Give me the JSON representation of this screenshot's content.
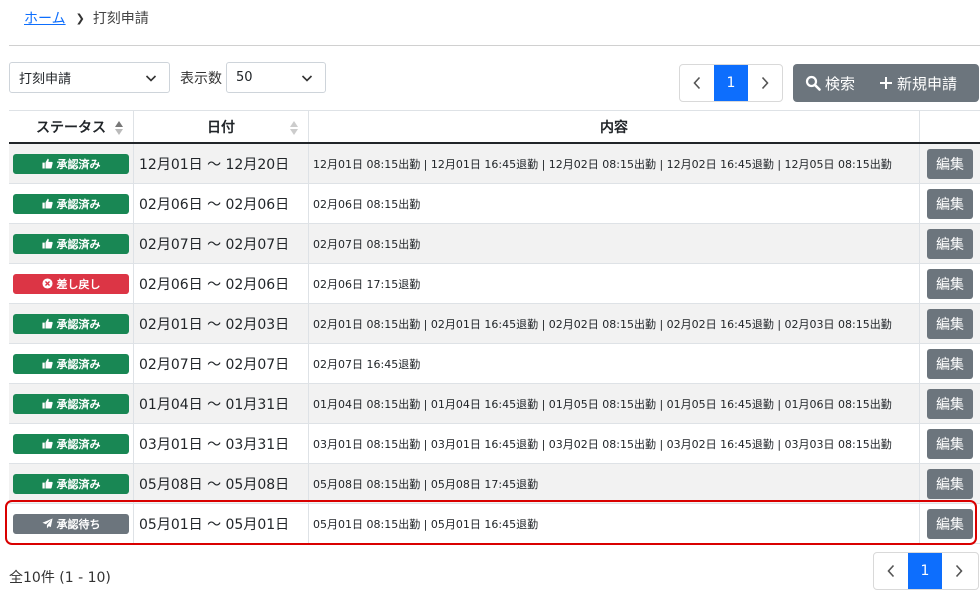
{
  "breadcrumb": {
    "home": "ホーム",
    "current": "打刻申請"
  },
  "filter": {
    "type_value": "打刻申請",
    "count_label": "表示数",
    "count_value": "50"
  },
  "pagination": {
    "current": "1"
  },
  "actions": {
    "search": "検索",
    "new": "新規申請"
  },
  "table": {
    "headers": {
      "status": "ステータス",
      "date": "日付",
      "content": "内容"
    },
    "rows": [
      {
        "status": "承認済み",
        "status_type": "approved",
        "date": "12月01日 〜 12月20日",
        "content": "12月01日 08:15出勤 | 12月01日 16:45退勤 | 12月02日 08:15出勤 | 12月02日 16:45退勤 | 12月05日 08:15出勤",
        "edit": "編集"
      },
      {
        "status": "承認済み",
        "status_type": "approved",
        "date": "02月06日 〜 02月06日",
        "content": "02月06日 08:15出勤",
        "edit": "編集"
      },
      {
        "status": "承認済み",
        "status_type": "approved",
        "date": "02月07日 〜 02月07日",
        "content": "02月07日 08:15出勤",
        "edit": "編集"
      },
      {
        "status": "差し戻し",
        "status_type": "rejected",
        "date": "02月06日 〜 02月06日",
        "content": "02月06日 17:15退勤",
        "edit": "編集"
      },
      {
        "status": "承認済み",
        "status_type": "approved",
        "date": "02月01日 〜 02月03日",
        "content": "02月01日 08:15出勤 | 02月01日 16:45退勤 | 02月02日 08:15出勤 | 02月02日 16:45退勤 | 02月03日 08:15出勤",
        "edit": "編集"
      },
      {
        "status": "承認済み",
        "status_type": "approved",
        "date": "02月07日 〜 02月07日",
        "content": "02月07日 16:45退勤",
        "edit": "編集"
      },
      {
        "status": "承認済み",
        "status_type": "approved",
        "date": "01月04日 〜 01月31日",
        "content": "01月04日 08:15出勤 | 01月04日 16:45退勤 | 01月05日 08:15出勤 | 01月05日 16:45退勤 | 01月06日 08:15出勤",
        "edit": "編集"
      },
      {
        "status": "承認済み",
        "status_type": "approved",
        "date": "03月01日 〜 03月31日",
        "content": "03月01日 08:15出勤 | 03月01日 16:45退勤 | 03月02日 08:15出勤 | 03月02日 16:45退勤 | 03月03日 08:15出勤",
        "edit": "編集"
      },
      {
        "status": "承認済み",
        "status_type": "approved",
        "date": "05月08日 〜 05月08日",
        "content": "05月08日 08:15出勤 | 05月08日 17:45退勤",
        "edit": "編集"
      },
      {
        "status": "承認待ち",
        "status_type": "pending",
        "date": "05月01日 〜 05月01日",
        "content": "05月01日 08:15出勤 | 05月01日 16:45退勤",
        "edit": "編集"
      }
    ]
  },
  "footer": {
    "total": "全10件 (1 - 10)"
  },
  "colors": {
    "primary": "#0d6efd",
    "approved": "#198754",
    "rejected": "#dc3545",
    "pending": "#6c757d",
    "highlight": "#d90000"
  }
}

###

> TASK: Leave the pictures out, and print every line of the listing exactly as written.

> SOLUTION TO THE PROBLEM:
Give me the JSON representation of this screenshot's content.
{
  "breadcrumb": {
    "home": "ホーム",
    "current": "打刻申請"
  },
  "filter": {
    "type_value": "打刻申請",
    "count_label": "表示数",
    "count_value": "50"
  },
  "pagination": {
    "current": "1"
  },
  "actions": {
    "search": "検索",
    "new": "新規申請"
  },
  "table": {
    "headers": {
      "status": "ステータス",
      "date": "日付",
      "content": "内容"
    },
    "rows": [
      {
        "status": "承認済み",
        "status_type": "approved",
        "date": "12月01日 〜 12月20日",
        "content": "12月01日 08:15出勤 | 12月01日 16:45退勤 | 12月02日 08:15出勤 | 12月02日 16:45退勤 | 12月05日 08:15出勤",
        "edit": "編集"
      },
      {
        "status": "承認済み",
        "status_type": "approved",
        "date": "02月06日 〜 02月06日",
        "content": "02月06日 08:15出勤",
        "edit": "編集"
      },
      {
        "status": "承認済み",
        "status_type": "approved",
        "date": "02月07日 〜 02月07日",
        "content": "02月07日 08:15出勤",
        "edit": "編集"
      },
      {
        "status": "差し戻し",
        "status_type": "rejected",
        "date": "02月06日 〜 02月06日",
        "content": "02月06日 17:15退勤",
        "edit": "編集"
      },
      {
        "status": "承認済み",
        "status_type": "approved",
        "date": "02月01日 〜 02月03日",
        "content": "02月01日 08:15出勤 | 02月01日 16:45退勤 | 02月02日 08:15出勤 | 02月02日 16:45退勤 | 02月03日 08:15出勤",
        "edit": "編集"
      },
      {
        "status": "承認済み",
        "status_type": "approved",
        "date": "02月07日 〜 02月07日",
        "content": "02月07日 16:45退勤",
        "edit": "編集"
      },
      {
        "status": "承認済み",
        "status_type": "approved",
        "date": "01月04日 〜 01月31日",
        "content": "01月04日 08:15出勤 | 01月04日 16:45退勤 | 01月05日 08:15出勤 | 01月05日 16:45退勤 | 01月06日 08:15出勤",
        "edit": "編集"
      },
      {
        "status": "承認済み",
        "status_type": "approved",
        "date": "03月01日 〜 03月31日",
        "content": "03月01日 08:15出勤 | 03月01日 16:45退勤 | 03月02日 08:15出勤 | 03月02日 16:45退勤 | 03月03日 08:15出勤",
        "edit": "編集"
      },
      {
        "status": "承認済み",
        "status_type": "approved",
        "date": "05月08日 〜 05月08日",
        "content": "05月08日 08:15出勤 | 05月08日 17:45退勤",
        "edit": "編集"
      },
      {
        "status": "承認待ち",
        "status_type": "pending",
        "date": "05月01日 〜 05月01日",
        "content": "05月01日 08:15出勤 | 05月01日 16:45退勤",
        "edit": "編集"
      }
    ]
  },
  "footer": {
    "total": "全10件 (1 - 10)"
  },
  "colors": {
    "primary": "#0d6efd",
    "approved": "#198754",
    "rejected": "#dc3545",
    "pending": "#6c757d",
    "highlight": "#d90000"
  }
}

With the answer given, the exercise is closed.